» **WRITTEN TASK**
Reproduce each of the lines word for word.

START

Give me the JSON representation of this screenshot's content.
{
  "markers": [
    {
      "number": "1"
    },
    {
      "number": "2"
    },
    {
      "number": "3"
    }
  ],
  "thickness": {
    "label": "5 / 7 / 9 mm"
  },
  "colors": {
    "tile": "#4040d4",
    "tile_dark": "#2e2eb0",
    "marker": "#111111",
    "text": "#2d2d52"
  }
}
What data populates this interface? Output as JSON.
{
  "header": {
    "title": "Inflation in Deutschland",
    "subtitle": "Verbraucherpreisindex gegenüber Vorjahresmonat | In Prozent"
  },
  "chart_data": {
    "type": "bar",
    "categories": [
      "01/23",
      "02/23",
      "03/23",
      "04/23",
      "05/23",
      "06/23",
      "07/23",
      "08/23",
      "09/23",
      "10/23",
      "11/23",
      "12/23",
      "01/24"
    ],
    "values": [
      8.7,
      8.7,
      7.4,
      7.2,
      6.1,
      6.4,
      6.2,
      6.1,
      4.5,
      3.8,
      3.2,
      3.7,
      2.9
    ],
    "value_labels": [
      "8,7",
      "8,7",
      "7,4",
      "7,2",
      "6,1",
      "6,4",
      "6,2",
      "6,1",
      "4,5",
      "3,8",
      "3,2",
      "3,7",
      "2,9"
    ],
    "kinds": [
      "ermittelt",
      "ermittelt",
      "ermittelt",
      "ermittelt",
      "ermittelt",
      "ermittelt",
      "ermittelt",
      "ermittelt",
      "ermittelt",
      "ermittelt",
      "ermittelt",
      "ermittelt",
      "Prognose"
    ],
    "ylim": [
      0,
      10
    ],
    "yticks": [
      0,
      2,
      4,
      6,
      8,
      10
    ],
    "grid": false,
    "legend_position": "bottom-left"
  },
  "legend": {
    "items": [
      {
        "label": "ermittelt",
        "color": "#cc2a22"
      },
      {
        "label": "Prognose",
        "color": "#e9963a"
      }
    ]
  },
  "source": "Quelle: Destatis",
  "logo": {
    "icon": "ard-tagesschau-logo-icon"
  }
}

END

» **EXERCISE RESULT**
Give me the JSON representation of this screenshot's content.
{
  "markers": [
    {
      "number": "1"
    },
    {
      "number": "2"
    },
    {
      "number": "3"
    }
  ],
  "thickness": {
    "label": "5 / 7 / 9 mm"
  },
  "colors": {
    "tile": "#4040d4",
    "tile_dark": "#2e2eb0",
    "marker": "#111111",
    "text": "#2d2d52"
  }
}
What data populates this interface? Output as JSON.
{
  "header": {
    "title": "Inflation in Deutschland",
    "subtitle": "Verbraucherpreisindex gegenüber Vorjahresmonat | In Prozent"
  },
  "chart_data": {
    "type": "bar",
    "categories": [
      "01/23",
      "02/23",
      "03/23",
      "04/23",
      "05/23",
      "06/23",
      "07/23",
      "08/23",
      "09/23",
      "10/23",
      "11/23",
      "12/23",
      "01/24"
    ],
    "values": [
      8.7,
      8.7,
      7.4,
      7.2,
      6.1,
      6.4,
      6.2,
      6.1,
      4.5,
      3.8,
      3.2,
      3.7,
      2.9
    ],
    "value_labels": [
      "8,7",
      "8,7",
      "7,4",
      "7,2",
      "6,1",
      "6,4",
      "6,2",
      "6,1",
      "4,5",
      "3,8",
      "3,2",
      "3,7",
      "2,9"
    ],
    "kinds": [
      "ermittelt",
      "ermittelt",
      "ermittelt",
      "ermittelt",
      "ermittelt",
      "ermittelt",
      "ermittelt",
      "ermittelt",
      "ermittelt",
      "ermittelt",
      "ermittelt",
      "ermittelt",
      "Prognose"
    ],
    "ylim": [
      0,
      10
    ],
    "yticks": [
      0,
      2,
      4,
      6,
      8,
      10
    ],
    "grid": false,
    "legend_position": "bottom-left"
  },
  "legend": {
    "items": [
      {
        "label": "ermittelt",
        "color": "#cc2a22"
      },
      {
        "label": "Prognose",
        "color": "#e9963a"
      }
    ]
  },
  "source": "Quelle: Destatis",
  "logo": {
    "icon": "ard-tagesschau-logo-icon"
  }
}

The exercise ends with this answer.